━━ Document segment
Create models with parsnip :: Cheatsheet

Basics

parsnip provides a tidy, unified interface to a range of models from other packages. It helps avoid having to remember how to properly call the modeling functions of those external packages.

A parsnip specification is made up of 3 main components:

  1. The type of model to be used, such as Random Forest (rand_forest()) or linear regression (linear_reg())

  2. How will the model be used, or mode. The two most common are “regression” and “classification”.

  3. The computational engine, or program that will actually execute the training. It could be an external R package, such as ranger, or even an engine outside of R, such as Stan or Apache Spark.

library(tidymodels)

rand_forest(mtry = 10, trees = 2000) |> # Define type of model
  set_engine("ranger", importance = "impurity") |> # Select an engine
  set_mode("regression") # Set the mode
Random Forest Model Specification (regression)

Main Arguments:
  mtry = 10
  trees = 2000

Engine-Specific Arguments:
  importance = impurity

Computational engine: ranger 

set_engine(object, engine, ...) - Specifies which package or system will be used to fit the model, along with any arguments specific to that software.

set_args(object, ...) - Modifies the arguments of a model specification

set_mode(object, mode, …) - Changes the model’s mode.

show_engines(x) - The possible engines for a model can depend on what packages are loaded. Some parsnip extension add engines to existing models.

show_engines("linear_reg")
# A tibble: 8 × 2
  engine   mode               
  <chr>    <chr>              
1 lm       regression         
2 glm      regression         
3 glmnet   regression         
4 stan     regression         
5 spark    regression         
6 keras    regression         
7 brulee   regression         
8 quantreg quantile regression

Legends

Mode Support Numbers

  • 1 - Classification
  • 2 - Regression
  • 3 - Censored Regression
  • 4 - Quantile Regression

Engine Tags

Engine tags show the engine name and mode support numbers. For example, h2o 12 means engine h2o supports classification (1), and regression (2).
━━━━
■ Request 1 ■
Which engines appear in the show_engines("linear_reg") output shown in the parsnip cheatsheet?
■ Request 2 ■
From the parsnip cheatsheet, extract the passage that begins at the words "library(tidymodels)" and stops after "Model Specification (regression)".
■ Request 3 ■
In the parsnip cheatsheet, what mode does support number 3 stand for?
The lines after this sentence aren't needed for any of the work here.
━━ Stored rows
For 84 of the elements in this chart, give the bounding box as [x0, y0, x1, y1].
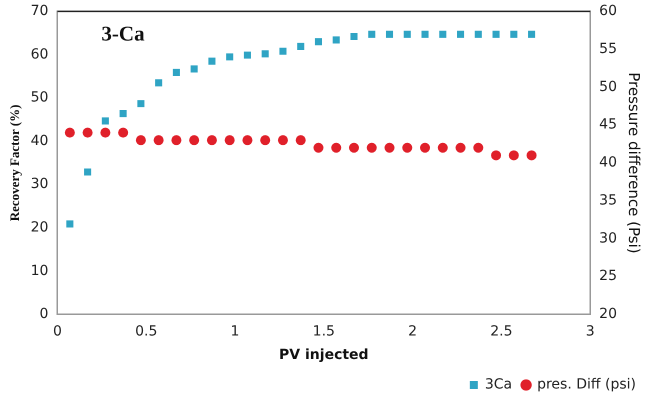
point: [350, 32, 358, 40]
point: [386, 30, 394, 38]
y-tick-label: 40: [30, 132, 48, 149]
point: [189, 135, 200, 146]
y-tick-label: 20: [30, 219, 48, 236]
point: [84, 168, 92, 176]
x-tick-label: 2.5: [490, 323, 513, 340]
y-tick-label: 30: [30, 176, 48, 192]
point: [154, 135, 164, 146]
x-tick-label: 2: [408, 323, 418, 340]
point: [120, 110, 127, 118]
point: [402, 142, 412, 153]
y-tick-label: 70: [30, 3, 48, 20]
y-tick-label: 10: [30, 262, 48, 279]
point: [366, 142, 377, 153]
point: [224, 135, 235, 146]
y-tick-label: 0: [39, 306, 48, 322]
point: [510, 30, 518, 38]
point: [474, 30, 482, 38]
point: [421, 30, 429, 38]
point: [206, 135, 217, 146]
point: [278, 135, 288, 146]
point: [226, 53, 234, 60]
y-tick-label: 50: [30, 90, 48, 106]
point: [102, 117, 109, 124]
y2-tick-label: 25: [599, 268, 618, 284]
point: [439, 30, 446, 38]
point: [190, 65, 198, 73]
point: [242, 135, 252, 146]
point: [404, 30, 411, 38]
y-axis-title: Recovery Factor (%): [7, 104, 22, 222]
x-tick-label: 3: [586, 323, 595, 340]
point: [526, 150, 537, 160]
point: [332, 36, 340, 44]
point: [260, 135, 270, 146]
point: [492, 30, 500, 38]
point: [420, 142, 430, 153]
point: [155, 79, 162, 86]
point: [244, 52, 251, 59]
point: [297, 42, 304, 50]
point: [491, 150, 502, 160]
point: [171, 135, 182, 146]
point: [508, 150, 519, 160]
y2-tick-label: 35: [599, 192, 618, 208]
legend-label: 3Ca: [484, 376, 512, 393]
y2-tick-label: 50: [599, 78, 618, 95]
point: [82, 128, 93, 138]
point: [118, 128, 128, 138]
point: [313, 142, 324, 153]
x-tick-label: 0.5: [135, 323, 158, 340]
text: 3-Ca: [101, 21, 146, 46]
point: [64, 128, 75, 138]
point: [473, 142, 484, 153]
point: [457, 30, 464, 38]
point: [438, 142, 448, 153]
point: [528, 30, 536, 38]
x-tick-label: 0: [52, 323, 62, 340]
point: [208, 58, 216, 65]
point: [368, 30, 376, 38]
point: [279, 48, 286, 55]
point: [172, 68, 180, 76]
y2-tick-label: 55: [599, 40, 618, 57]
legend-label: pres. Diff (psi): [537, 376, 636, 393]
point: [348, 142, 359, 153]
point: [136, 135, 146, 146]
y2-tick-label: 60: [599, 3, 618, 20]
y2-axis-title: Pressure difference (Psi): [625, 72, 644, 254]
x-tick-label: 1: [230, 323, 240, 340]
point: [262, 50, 269, 58]
y2-tick-label: 30: [599, 230, 618, 246]
point: [314, 38, 322, 46]
point: [331, 142, 342, 153]
y-tick-label: 60: [30, 46, 48, 62]
point: [384, 142, 395, 153]
x-tick-label: 1.5: [312, 323, 335, 340]
point: [137, 100, 144, 108]
x-axis-title: PV injected: [279, 347, 369, 364]
y2-tick-label: 40: [599, 154, 618, 171]
point: [66, 220, 74, 228]
point: [456, 142, 466, 153]
point: [296, 135, 306, 146]
point: [100, 128, 110, 138]
y2-tick-label: 45: [599, 116, 618, 133]
y2-tick-label: 20: [599, 306, 618, 322]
━━━━
■ Written reply 1 ■
lm, glm, glmnet, stan, spark, keras, brulee, quantreg

■ Written reply 2 ■
library(tidymodels)

rand_forest(mtry = 10, trees = 2000) |> # Define type of model
  set_engine("ranger", importance = "impurity") |> # Select an engine
  set_mode("regression") # Set the mode
Random Forest Model Specification (regression)

■ Written reply 3 ■
Censored Regression